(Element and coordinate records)
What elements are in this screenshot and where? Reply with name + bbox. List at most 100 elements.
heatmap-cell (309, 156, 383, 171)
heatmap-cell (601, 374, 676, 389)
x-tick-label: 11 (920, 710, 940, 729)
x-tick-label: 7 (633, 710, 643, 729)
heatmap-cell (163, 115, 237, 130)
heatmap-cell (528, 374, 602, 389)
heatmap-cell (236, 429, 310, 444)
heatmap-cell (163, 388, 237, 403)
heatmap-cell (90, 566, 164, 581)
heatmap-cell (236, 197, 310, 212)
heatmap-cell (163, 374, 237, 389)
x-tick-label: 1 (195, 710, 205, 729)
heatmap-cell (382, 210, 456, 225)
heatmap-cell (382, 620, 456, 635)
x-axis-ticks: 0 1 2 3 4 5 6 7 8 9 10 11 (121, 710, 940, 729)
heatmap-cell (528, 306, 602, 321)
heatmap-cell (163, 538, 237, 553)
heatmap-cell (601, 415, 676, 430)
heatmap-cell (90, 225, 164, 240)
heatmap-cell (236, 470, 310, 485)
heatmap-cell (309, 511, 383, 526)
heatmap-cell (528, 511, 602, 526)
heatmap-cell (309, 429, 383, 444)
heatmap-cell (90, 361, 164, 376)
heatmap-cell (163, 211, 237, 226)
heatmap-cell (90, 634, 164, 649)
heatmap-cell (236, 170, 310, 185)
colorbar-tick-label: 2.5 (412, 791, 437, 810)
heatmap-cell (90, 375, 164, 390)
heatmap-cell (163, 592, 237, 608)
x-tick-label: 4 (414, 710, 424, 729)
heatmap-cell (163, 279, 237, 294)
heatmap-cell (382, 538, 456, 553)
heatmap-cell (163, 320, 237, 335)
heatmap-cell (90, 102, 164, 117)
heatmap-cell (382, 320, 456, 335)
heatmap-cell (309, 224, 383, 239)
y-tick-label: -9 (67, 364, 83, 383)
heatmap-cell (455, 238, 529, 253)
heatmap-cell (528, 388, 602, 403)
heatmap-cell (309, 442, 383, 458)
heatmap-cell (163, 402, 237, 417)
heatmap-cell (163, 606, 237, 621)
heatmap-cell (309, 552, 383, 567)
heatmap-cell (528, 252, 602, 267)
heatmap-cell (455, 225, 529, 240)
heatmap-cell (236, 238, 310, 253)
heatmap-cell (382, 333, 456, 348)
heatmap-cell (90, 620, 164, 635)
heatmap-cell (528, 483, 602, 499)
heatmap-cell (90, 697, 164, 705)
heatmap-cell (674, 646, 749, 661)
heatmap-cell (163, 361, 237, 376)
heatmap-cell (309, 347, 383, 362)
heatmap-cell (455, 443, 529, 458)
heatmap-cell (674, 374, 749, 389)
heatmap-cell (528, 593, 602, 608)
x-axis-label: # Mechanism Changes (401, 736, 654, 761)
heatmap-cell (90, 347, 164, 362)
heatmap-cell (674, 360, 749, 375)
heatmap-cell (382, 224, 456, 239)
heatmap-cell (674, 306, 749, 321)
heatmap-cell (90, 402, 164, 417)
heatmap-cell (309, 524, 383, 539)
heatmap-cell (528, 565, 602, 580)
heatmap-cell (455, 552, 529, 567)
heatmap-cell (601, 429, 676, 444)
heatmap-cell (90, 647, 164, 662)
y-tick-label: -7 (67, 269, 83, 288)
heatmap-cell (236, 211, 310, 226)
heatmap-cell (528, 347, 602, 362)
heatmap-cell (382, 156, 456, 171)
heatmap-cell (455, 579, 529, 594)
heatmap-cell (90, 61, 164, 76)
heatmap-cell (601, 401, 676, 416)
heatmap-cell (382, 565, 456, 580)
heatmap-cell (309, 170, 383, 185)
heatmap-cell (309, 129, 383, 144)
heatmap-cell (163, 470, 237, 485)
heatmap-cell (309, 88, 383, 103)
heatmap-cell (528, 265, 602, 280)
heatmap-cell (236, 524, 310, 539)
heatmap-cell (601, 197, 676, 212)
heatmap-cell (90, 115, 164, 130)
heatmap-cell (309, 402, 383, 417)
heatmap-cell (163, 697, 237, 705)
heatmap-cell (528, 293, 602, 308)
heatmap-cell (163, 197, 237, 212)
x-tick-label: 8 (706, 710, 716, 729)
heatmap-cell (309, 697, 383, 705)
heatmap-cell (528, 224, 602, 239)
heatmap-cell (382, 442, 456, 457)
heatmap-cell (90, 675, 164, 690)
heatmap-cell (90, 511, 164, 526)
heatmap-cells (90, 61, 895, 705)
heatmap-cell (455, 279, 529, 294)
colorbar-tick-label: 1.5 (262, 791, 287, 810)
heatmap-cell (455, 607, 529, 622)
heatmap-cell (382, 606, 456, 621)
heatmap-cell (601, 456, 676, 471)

WHAT TO DO — Edit the rows from the start through the line containing "heatmap-cell (163, 374, 237, 389)", swapping "x-tick-label" for "horizontal-tick-label" and leaving everything else untouched.

OUTPUT OF THE TASK —
What elements are in this screenshot and where? Reply with name + bbox. List at most 100 elements.
heatmap-cell (309, 156, 383, 171)
heatmap-cell (601, 374, 676, 389)
horizontal-tick-label: 11 (920, 710, 940, 729)
horizontal-tick-label: 7 (633, 710, 643, 729)
heatmap-cell (163, 115, 237, 130)
heatmap-cell (528, 374, 602, 389)
heatmap-cell (236, 429, 310, 444)
heatmap-cell (163, 388, 237, 403)
heatmap-cell (90, 566, 164, 581)
heatmap-cell (236, 197, 310, 212)
heatmap-cell (163, 374, 237, 389)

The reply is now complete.